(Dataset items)
========================================================================

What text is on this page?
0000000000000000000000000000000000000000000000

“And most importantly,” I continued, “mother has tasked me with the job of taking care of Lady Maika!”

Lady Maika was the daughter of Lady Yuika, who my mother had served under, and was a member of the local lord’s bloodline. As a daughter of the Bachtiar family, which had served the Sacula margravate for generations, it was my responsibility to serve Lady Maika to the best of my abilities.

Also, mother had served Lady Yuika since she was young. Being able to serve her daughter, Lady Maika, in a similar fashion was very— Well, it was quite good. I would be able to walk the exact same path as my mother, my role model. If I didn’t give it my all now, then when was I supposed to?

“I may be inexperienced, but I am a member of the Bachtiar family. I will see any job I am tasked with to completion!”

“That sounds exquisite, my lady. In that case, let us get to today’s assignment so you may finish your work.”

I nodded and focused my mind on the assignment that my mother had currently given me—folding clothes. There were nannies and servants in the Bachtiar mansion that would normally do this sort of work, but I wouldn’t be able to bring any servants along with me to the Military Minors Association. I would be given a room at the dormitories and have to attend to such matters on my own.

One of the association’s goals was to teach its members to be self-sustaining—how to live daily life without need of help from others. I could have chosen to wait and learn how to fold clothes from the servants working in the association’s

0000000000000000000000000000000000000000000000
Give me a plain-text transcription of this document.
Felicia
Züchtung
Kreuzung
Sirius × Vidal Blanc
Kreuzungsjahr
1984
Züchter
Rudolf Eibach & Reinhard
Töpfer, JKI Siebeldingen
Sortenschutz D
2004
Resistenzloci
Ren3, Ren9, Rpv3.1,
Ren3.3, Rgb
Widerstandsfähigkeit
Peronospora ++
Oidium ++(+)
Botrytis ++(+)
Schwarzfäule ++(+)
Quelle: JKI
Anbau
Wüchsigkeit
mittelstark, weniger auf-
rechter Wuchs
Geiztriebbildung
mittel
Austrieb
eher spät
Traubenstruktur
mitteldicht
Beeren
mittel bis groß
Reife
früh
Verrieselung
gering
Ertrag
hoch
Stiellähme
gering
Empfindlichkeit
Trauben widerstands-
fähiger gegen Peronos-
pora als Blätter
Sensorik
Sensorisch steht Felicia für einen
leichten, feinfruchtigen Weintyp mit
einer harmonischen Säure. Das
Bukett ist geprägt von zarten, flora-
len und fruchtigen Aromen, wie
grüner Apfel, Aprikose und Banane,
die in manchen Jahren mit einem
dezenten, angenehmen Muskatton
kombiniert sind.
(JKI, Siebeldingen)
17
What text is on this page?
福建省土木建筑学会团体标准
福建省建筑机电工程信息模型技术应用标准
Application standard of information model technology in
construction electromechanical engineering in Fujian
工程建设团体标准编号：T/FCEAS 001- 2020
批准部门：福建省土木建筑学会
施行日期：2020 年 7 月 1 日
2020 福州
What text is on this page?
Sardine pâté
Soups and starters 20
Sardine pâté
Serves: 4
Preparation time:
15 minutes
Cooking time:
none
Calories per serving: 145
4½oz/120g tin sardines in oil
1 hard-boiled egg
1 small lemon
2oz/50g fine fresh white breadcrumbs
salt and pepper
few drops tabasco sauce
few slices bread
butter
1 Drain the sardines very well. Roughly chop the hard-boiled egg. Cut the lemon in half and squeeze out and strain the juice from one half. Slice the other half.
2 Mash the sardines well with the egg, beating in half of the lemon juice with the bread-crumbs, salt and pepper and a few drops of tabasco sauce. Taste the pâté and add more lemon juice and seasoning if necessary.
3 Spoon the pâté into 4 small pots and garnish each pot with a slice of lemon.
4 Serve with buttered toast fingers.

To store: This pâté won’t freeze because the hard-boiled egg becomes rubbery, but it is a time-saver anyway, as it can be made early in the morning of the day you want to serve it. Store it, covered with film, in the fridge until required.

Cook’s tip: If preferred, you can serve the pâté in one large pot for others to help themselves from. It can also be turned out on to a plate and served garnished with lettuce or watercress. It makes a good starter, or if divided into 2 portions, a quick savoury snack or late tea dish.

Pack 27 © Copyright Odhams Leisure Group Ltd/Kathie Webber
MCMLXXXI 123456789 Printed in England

========================================================================

- **Work required**: Every entry must be retyped in full, exactly as given.

- **Response below**:
What text is on this page?
0000000000000000000000000000000000000000000000

“And most importantly,” I continued, “mother has tasked me with the job of taking care of Lady Maika!”

Lady Maika was the daughter of Lady Yuika, who my mother had served under, and was a member of the local lord’s bloodline. As a daughter of the Bachtiar family, which had served the Sacula margravate for generations, it was my responsibility to serve Lady Maika to the best of my abilities.

Also, mother had served Lady Yuika since she was young. Being able to serve her daughter, Lady Maika, in a similar fashion was very— Well, it was quite good. I would be able to walk the exact same path as my mother, my role model. If I didn’t give it my all now, then when was I supposed to?

“I may be inexperienced, but I am a member of the Bachtiar family. I will see any job I am tasked with to completion!”

“That sounds exquisite, my lady. In that case, let us get to today’s assignment so you may finish your work.”

I nodded and focused my mind on the assignment that my mother had currently given me—folding clothes. There were nannies and servants in the Bachtiar mansion that would normally do this sort of work, but I wouldn’t be able to bring any servants along with me to the Military Minors Association. I would be given a room at the dormitories and have to attend to such matters on my own.

One of the association’s goals was to teach its members to be self-sustaining—how to live daily life without need of help from others. I could have chosen to wait and learn how to fold clothes from the servants working in the association’s

0000000000000000000000000000000000000000000000
Give me a plain-text transcription of this document.
Felicia
Züchtung
Kreuzung
Sirius × Vidal Blanc
Kreuzungsjahr
1984
Züchter
Rudolf Eibach & Reinhard
Töpfer, JKI Siebeldingen
Sortenschutz D
2004
Resistenzloci
Ren3, Ren9, Rpv3.1,
Ren3.3, Rgb
Widerstandsfähigkeit
Peronospora ++
Oidium ++(+)
Botrytis ++(+)
Schwarzfäule ++(+)
Quelle: JKI
Anbau
Wüchsigkeit
mittelstark, weniger auf-
rechter Wuchs
Geiztriebbildung
mittel
Austrieb
eher spät
Traubenstruktur
mitteldicht
Beeren
mittel bis groß
Reife
früh
Verrieselung
gering
Ertrag
hoch
Stiellähme
gering
Empfindlichkeit
Trauben widerstands-
fähiger gegen Peronos-
pora als Blätter
Sensorik
Sensorisch steht Felicia für einen
leichten, feinfruchtigen Weintyp mit
einer harmonischen Säure. Das
Bukett ist geprägt von zarten, flora-
len und fruchtigen Aromen, wie
grüner Apfel, Aprikose und Banane,
die in manchen Jahren mit einem
dezenten, angenehmen Muskatton
kombiniert sind.
(JKI, Siebeldingen)
17
What text is on this page?
福建省土木建筑学会团体标准
福建省建筑机电工程信息模型技术应用标准
Application standard of information model technology in
construction electromechanical engineering in Fujian
工程建设团体标准编号：T/FCEAS 001- 2020
批准部门：福建省土木建筑学会
施行日期：2020 年 7 月 1 日
2020 福州
What text is on this page?
Sardine pâté
Soups and starters 20
Sardine pâté
Serves: 4
Preparation time:
15 minutes
Cooking time:
none
Calories per serving: 145
4½oz/120g tin sardines in oil
1 hard-boiled egg
1 small lemon
2oz/50g fine fresh white breadcrumbs
salt and pepper
few drops tabasco sauce
few slices bread
butter
1 Drain the sardines very well. Roughly chop the hard-boiled egg. Cut the lemon in half and squeeze out and strain the juice from one half. Slice the other half.
2 Mash the sardines well with the egg, beating in half of the lemon juice with the bread-crumbs, salt and pepper and a few drops of tabasco sauce. Taste the pâté and add more lemon juice and seasoning if necessary.
3 Spoon the pâté into 4 small pots and garnish each pot with a slice of lemon.
4 Serve with buttered toast fingers.

To store: This pâté won’t freeze because the hard-boiled egg becomes rubbery, but it is a time-saver anyway, as it can be made early in the morning of the day you want to serve it. Store it, covered with film, in the fridge until required.

Cook’s tip: If preferred, you can serve the pâté in one large pot for others to help themselves from. It can also be turned out on to a plate and served garnished with lettuce or watercress. It makes a good starter, or if divided into 2 portions, a quick savoury snack or late tea dish.

Pack 27 © Copyright Odhams Leisure Group Ltd/Kathie Webber
MCMLXXXI 123456789 Printed in England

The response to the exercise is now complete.